3. Lean towards risk; have a bias toward risk. Go for challenging problems, the more challenging the better. The higher the risk, the higher the reward. Go for big hits and try to strike out early. Fail fast, so you learn faster.

4. Work within institutions. Unless one is independently wealthy, it will be necessary to work within someone's existing infrastructure. Learn the infrastructure within which you work, and then optimize its usefulness to your own productivity.11

5. Leverage the resources of the organization. Don't threaten them with too much too new too quickly. That's not being ambitious and aggressive; that's being obstructionist. What one needs to do is challenge an organization to be as good as it's supposed to be with what it's got.

6. Trust your people and your coworkers implicitly. Give them responsibility early and often. Facilitate your good people. Provide challenging work and then get out of their way! Avoid directing anyone: lead them.

7. The rate at which you are becoming adept at new skills is the rate of progress of your career. A successful technology developer is someone who is always learning, building himself or herself into a multi-talented contributor.

8. You can often accomplish more if you don't work so hard. The point is to focus on what's important. “Busy-ness” is not often productive work. It's the quality of work, not hours of work that counts.

9. Nobody individually is indispensable to a corporation. Take your vacation time! Rarely is it heard from someone's deathbed, “I wish I had worked more”.

10. Knowing this, be sure to have a life outside your professional career. When recruiting, I always looked first at the bottom of someone's resume for what they did other than work. If I was looking at the resume at all then it meant the requisite skills to do the job were probably there. Then, what else was this person about? Whatever it is, have something besides your profession to go to. To paraphrase a comment made by General Colin Powell: “Find your train and drive it!”12

Our successes in technology development are not frequently the result of isolated, individual effort. It is always we. We are not alone as we strive for success. I am thankful for having had the opportunities to work with so many exceptionally talented technology developers who helped me find a successful career in analytical instrumentation product development.

References

  1. L. deGalan, J. Anal. At. Spectrom., 2012, 27, 1173 Search PubMed.
  2. Private communication, R. D. Condon, President, SpectraMetrics, Inc., March 1983.
  3. N. Taleb, Antifragile: Things That Gain from Disorder, Random House, 2012, p. 41: “How do you innovate? First, try to get into trouble. I mean serious, but not terminal, trouble” Search PubMed.

• **Input data**
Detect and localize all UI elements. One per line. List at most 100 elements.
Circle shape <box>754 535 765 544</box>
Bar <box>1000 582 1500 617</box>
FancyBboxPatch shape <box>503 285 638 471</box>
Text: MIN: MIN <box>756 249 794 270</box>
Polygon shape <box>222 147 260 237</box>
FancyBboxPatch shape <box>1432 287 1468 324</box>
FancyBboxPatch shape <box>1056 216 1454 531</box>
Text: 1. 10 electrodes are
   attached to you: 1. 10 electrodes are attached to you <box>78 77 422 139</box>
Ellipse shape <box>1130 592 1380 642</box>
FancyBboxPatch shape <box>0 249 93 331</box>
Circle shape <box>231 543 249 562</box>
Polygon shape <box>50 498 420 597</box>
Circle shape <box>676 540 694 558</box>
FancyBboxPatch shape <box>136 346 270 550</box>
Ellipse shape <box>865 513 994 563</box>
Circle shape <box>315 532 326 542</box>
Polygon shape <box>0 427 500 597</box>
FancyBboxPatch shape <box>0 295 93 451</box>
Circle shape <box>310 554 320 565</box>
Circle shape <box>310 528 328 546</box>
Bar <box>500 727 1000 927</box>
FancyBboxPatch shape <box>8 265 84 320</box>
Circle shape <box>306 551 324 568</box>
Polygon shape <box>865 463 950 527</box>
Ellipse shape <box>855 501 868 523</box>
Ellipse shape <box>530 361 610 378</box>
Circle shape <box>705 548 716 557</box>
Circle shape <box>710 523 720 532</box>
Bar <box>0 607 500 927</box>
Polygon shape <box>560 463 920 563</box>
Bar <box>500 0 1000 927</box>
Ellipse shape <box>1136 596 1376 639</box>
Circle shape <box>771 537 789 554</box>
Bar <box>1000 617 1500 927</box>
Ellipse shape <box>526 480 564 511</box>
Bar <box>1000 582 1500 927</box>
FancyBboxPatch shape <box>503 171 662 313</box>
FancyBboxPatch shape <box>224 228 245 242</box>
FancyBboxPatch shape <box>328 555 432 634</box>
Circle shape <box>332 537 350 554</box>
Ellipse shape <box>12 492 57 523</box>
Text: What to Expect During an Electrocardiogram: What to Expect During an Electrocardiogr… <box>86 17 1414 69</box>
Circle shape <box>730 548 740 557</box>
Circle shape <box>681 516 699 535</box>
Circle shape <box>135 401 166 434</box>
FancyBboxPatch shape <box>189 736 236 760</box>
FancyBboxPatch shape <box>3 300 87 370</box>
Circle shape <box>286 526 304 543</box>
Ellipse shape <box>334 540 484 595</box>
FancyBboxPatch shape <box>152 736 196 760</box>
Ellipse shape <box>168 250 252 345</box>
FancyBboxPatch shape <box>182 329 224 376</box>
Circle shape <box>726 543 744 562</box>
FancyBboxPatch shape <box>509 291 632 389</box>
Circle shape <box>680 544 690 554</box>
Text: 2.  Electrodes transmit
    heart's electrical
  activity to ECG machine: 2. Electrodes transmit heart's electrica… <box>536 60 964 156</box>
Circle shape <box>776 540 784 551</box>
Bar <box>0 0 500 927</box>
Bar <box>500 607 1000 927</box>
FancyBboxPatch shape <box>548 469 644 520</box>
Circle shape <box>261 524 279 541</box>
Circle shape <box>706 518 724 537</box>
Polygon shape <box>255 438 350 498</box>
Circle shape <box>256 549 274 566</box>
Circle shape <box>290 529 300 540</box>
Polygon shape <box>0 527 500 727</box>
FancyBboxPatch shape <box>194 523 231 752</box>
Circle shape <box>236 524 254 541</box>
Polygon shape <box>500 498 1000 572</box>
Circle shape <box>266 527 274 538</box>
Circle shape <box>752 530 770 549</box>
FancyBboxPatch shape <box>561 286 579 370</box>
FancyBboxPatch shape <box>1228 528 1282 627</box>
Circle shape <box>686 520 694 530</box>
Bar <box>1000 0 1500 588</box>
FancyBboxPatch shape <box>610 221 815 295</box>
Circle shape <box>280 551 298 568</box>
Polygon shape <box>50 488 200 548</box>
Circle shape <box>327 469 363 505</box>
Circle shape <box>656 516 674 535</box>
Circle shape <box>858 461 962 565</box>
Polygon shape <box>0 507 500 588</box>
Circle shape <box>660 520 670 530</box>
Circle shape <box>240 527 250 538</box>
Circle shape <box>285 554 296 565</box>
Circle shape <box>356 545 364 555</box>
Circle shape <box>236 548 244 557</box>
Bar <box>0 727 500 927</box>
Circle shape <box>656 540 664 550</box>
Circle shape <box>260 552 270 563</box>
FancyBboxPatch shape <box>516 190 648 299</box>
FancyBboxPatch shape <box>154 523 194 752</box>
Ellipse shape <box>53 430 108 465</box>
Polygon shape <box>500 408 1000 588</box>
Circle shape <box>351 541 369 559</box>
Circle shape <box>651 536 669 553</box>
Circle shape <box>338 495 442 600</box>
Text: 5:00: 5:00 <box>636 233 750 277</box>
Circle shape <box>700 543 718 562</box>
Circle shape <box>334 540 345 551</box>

• **Problems to work on**
A. List every person the career advice text names, including those in its references.
B. Rewrite the paragraph of the career advice text that begins "Trust your people and your coworkers implicitly" as a short bulleted list that keeps its main points.

• **Responses to the tasks**
A.
- L. deGalan
- R. D. Condon
- N. Taleb
- General Colin Powell

B.
- Trust your people and coworkers implicitly.
- Give them responsibility early and often.
- Facilitate your good people.
- Provide challenging work, then get out of their way.
- Lead people rather than direct them.